## start TEXT TO READ

Recently, at The Astrolabe Gallery, a print and map store on Sparks Street in Ottawa, I chanced upon a page from the London Illustrated News, Dec. 4, 1869. Two woodcuts depicted “Mushroom Culture in France.”
The “entrance to a mushroom cave at Montrouge, near Paris” intrigued me. The central figure is a young man handing over a basket that he appears to have brought up from below ground. Three women take the baskets away. A man sits astride a pony harnessed by a whiffle tree to a cable that runs over a pulley to below ground. Another man is emptying a larger wicker basket and the contents run down a rough chute. A fourth man leans on a shovel. In the background there are three heavier lifting wheels and in the distance a large fortified building (Philippa wonders if it might be the Montrouge fort, one of 16 built around Paris in the 1840s).
The next cut portrays the “interior of the mushroom cave.” It is lit by candles and was probably much darker than the artist portrays. On the far right, a man appears to be picking mushrooms and another is loading them into baskets, which he will then pick up using a shoulder harness similar to that used by the man climbing the pole to take the mushrooms above ground. A man leans against a shovel next to a large wicker basket on the ground and another similar basket is either ascending or descending. The man with the wheelbarrow looks to have been working hard and on the left are more mushroom beds. The walls appear to have been hewn out of stone.

## end TEXT TO READ
## start COLLECTED DATA

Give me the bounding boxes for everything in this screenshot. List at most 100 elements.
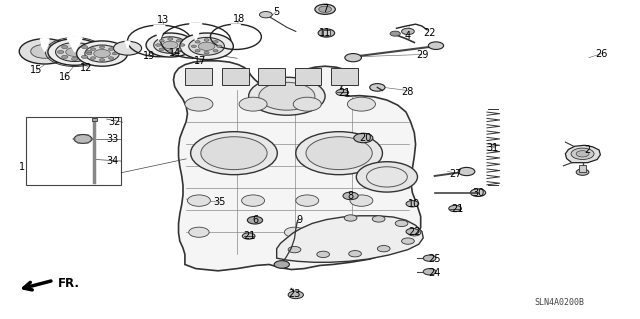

## end COLLECTED DATA

* **REQUIRED WORK**:
1) According to the text on mushroom culture in France, where was the mushroom cave whose entrance appears in the first woodcut?
2) Continue the text on mushroom culture in France from the point where it stops.

* **OUTPUTS IN ORDER**:
1) At Montrouge, near Paris.

2)
For the rest of the story, I needed to “see page 567” from the Illustrated London News. Thank goodness for online historic newspapers available through the library. The short text described the way in which mushrooms were cultivated on horse manure in caves and the abandoned mines or quarries that underlie much of the Paris region. The text noted, “Some account of this curious subject will be found in Mr. Robinson’s book, ‘The Parks, Promenades, and Gardens of Paris,’ just published by Mr. Murray, which is a volume full of pleasant and instructive matter.”
Nothing I enjoy more than pleasant and instructive matter. Mr. Robinson turned out to be William Robinson, an Irish gardener and journalist who promoted “wild gardens” of perennials, rather than the formal gardens of annual bedding plants that were common in his day. (He would probably approve of our chaotic Toronto garden of perennials, herbs, and vines, shaded by a maple tree.)
The full title of his book was The Parks, Promenades & Gardens of Paris Described and considered in Relation to the Wants of our Cities and of Public and Private Gardens (Victorians didn’t believe in short, snappy titles). He wrote it when he was the Times correspondent for the Horticultural Department of the Great Paris Exhibition. The book describes French horticulture, market gardening, and food and compares them with their English equivalents. The English versions are usually found wanting.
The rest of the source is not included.